* What to produce: Copy out all of the entries, keeping every word the same.

· · · · ·

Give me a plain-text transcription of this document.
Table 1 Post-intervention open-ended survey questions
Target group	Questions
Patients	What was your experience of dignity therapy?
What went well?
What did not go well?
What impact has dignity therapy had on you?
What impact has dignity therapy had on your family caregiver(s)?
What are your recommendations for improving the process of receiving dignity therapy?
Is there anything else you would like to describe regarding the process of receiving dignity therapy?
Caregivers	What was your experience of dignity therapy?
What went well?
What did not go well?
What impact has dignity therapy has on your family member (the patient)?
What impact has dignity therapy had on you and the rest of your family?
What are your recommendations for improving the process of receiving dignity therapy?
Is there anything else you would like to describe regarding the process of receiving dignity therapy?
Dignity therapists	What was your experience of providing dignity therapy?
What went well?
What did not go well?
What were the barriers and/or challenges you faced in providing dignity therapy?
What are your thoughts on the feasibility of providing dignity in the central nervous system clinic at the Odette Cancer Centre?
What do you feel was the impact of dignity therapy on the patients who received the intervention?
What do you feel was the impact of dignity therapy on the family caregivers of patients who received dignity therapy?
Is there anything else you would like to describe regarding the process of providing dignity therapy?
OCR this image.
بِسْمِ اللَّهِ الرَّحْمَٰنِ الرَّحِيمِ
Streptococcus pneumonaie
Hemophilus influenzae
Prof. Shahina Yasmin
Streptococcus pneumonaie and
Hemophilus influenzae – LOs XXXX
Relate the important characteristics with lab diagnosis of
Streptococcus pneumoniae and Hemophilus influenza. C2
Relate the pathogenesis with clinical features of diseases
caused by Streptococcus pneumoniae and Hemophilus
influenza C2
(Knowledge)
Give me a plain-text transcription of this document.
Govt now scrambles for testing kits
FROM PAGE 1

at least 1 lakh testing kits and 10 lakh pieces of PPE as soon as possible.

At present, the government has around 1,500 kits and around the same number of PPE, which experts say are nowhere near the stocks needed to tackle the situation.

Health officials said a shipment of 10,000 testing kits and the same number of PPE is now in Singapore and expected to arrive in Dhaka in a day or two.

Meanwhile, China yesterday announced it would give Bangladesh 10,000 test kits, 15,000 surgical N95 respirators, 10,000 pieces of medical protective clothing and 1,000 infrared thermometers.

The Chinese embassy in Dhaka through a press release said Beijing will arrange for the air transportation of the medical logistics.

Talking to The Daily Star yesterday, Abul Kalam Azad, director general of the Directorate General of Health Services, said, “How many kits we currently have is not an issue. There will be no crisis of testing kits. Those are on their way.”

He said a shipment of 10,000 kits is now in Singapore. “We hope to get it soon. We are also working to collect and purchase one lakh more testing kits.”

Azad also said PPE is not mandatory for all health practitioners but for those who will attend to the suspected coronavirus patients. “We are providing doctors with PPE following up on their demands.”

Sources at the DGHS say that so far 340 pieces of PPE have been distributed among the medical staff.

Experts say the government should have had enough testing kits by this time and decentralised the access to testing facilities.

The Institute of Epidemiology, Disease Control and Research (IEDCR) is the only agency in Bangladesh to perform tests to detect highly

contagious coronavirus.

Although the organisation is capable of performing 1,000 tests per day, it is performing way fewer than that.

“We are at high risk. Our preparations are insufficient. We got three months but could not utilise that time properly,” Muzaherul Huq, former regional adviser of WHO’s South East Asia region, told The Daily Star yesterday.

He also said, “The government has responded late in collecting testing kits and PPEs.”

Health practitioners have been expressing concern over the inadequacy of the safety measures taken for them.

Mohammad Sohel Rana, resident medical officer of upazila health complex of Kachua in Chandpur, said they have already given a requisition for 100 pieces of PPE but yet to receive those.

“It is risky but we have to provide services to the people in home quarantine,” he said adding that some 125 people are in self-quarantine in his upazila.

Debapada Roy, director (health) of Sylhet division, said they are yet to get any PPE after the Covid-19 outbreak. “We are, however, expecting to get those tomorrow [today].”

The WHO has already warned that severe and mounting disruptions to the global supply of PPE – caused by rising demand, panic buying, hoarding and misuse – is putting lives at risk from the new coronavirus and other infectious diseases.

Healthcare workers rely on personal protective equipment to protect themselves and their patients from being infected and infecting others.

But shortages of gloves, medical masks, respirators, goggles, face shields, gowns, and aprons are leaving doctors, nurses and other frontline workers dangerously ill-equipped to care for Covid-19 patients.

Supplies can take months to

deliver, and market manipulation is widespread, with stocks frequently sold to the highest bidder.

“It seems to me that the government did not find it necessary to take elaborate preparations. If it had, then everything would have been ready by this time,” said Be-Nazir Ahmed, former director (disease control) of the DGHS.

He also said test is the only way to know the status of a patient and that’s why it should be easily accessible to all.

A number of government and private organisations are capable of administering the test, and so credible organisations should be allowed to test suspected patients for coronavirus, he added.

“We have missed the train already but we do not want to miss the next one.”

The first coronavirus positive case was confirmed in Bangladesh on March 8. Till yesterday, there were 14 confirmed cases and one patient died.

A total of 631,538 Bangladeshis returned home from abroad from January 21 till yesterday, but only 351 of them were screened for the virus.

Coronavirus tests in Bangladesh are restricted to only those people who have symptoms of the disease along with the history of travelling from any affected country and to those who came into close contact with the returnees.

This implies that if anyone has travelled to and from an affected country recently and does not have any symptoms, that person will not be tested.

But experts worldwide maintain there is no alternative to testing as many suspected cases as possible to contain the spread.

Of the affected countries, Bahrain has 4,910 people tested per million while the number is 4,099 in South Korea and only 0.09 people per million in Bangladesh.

· · · · ·

* Answer section:
Give me a plain-text transcription of this document.
Table 1 Post-intervention open-ended survey questions
Target group	Questions
Patients	What was your experience of dignity therapy?
What went well?
What did not go well?
What impact has dignity therapy had on you?
What impact has dignity therapy had on your family caregiver(s)?
What are your recommendations for improving the process of receiving dignity therapy?
Is there anything else you would like to describe regarding the process of receiving dignity therapy?
Caregivers	What was your experience of dignity therapy?
What went well?
What did not go well?
What impact has dignity therapy has on your family member (the patient)?
What impact has dignity therapy had on you and the rest of your family?
What are your recommendations for improving the process of receiving dignity therapy?
Is there anything else you would like to describe regarding the process of receiving dignity therapy?
Dignity therapists	What was your experience of providing dignity therapy?
What went well?
What did not go well?
What were the barriers and/or challenges you faced in providing dignity therapy?
What are your thoughts on the feasibility of providing dignity in the central nervous system clinic at the Odette Cancer Centre?
What do you feel was the impact of dignity therapy on the patients who received the intervention?
What do you feel was the impact of dignity therapy on the family caregivers of patients who received dignity therapy?
Is there anything else you would like to describe regarding the process of providing dignity therapy?
OCR this image.
بِسْمِ اللَّهِ الرَّحْمَٰنِ الرَّحِيمِ
Streptococcus pneumonaie
Hemophilus influenzae
Prof. Shahina Yasmin
Streptococcus pneumonaie and
Hemophilus influenzae – LOs XXXX
Relate the important characteristics with lab diagnosis of
Streptococcus pneumoniae and Hemophilus influenza. C2
Relate the pathogenesis with clinical features of diseases
caused by Streptococcus pneumoniae and Hemophilus
influenza C2
(Knowledge)
Give me a plain-text transcription of this document.
Govt now scrambles for testing kits
FROM PAGE 1

at least 1 lakh testing kits and 10 lakh pieces of PPE as soon as possible.

At present, the government has around 1,500 kits and around the same number of PPE, which experts say are nowhere near the stocks needed to tackle the situation.

Health officials said a shipment of 10,000 testing kits and the same number of PPE is now in Singapore and expected to arrive in Dhaka in a day or two.

Meanwhile, China yesterday announced it would give Bangladesh 10,000 test kits, 15,000 surgical N95 respirators, 10,000 pieces of medical protective clothing and 1,000 infrared thermometers.

The Chinese embassy in Dhaka through a press release said Beijing will arrange for the air transportation of the medical logistics.

Talking to The Daily Star yesterday, Abul Kalam Azad, director general of the Directorate General of Health Services, said, “How many kits we currently have is not an issue. There will be no crisis of testing kits. Those are on their way.”

He said a shipment of 10,000 kits is now in Singapore. “We hope to get it soon. We are also working to collect and purchase one lakh more testing kits.”

Azad also said PPE is not mandatory for all health practitioners but for those who will attend to the suspected coronavirus patients. “We are providing doctors with PPE following up on their demands.”

Sources at the DGHS say that so far 340 pieces of PPE have been distributed among the medical staff.

Experts say the government should have had enough testing kits by this time and decentralised the access to testing facilities.

The Institute of Epidemiology, Disease Control and Research (IEDCR) is the only agency in Bangladesh to perform tests to detect highly

contagious coronavirus.

Although the organisation is capable of performing 1,000 tests per day, it is performing way fewer than that.

“We are at high risk. Our preparations are insufficient. We got three months but could not utilise that time properly,” Muzaherul Huq, former regional adviser of WHO’s South East Asia region, told The Daily Star yesterday.

He also said, “The government has responded late in collecting testing kits and PPEs.”

Health practitioners have been expressing concern over the inadequacy of the safety measures taken for them.

Mohammad Sohel Rana, resident medical officer of upazila health complex of Kachua in Chandpur, said they have already given a requisition for 100 pieces of PPE but yet to receive those.

“It is risky but we have to provide services to the people in home quarantine,” he said adding that some 125 people are in self-quarantine in his upazila.

Debapada Roy, director (health) of Sylhet division, said they are yet to get any PPE after the Covid-19 outbreak. “We are, however, expecting to get those tomorrow [today].”

The WHO has already warned that severe and mounting disruptions to the global supply of PPE – caused by rising demand, panic buying, hoarding and misuse – is putting lives at risk from the new coronavirus and other infectious diseases.

Healthcare workers rely on personal protective equipment to protect themselves and their patients from being infected and infecting others.

But shortages of gloves, medical masks, respirators, goggles, face shields, gowns, and aprons are leaving doctors, nurses and other frontline workers dangerously ill-equipped to care for Covid-19 patients.

Supplies can take months to

deliver, and market manipulation is widespread, with stocks frequently sold to the highest bidder.

“It seems to me that the government did not find it necessary to take elaborate preparations. If it had, then everything would have been ready by this time,” said Be-Nazir Ahmed, former director (disease control) of the DGHS.

He also said test is the only way to know the status of a patient and that’s why it should be easily accessible to all.

A number of government and private organisations are capable of administering the test, and so credible organisations should be allowed to test suspected patients for coronavirus, he added.

“We have missed the train already but we do not want to miss the next one.”

The first coronavirus positive case was confirmed in Bangladesh on March 8. Till yesterday, there were 14 confirmed cases and one patient died.

A total of 631,538 Bangladeshis returned home from abroad from January 21 till yesterday, but only 351 of them were screened for the virus.

Coronavirus tests in Bangladesh are restricted to only those people who have symptoms of the disease along with the history of travelling from any affected country and to those who came into close contact with the returnees.

This implies that if anyone has travelled to and from an affected country recently and does not have any symptoms, that person will not be tested.

But experts worldwide maintain there is no alternative to testing as many suspected cases as possible to contain the spread.

Of the affected countries, Bahrain has 4,910 people tested per million while the number is 4,099 in South Korea and only 0.09 people per million in Bangladesh.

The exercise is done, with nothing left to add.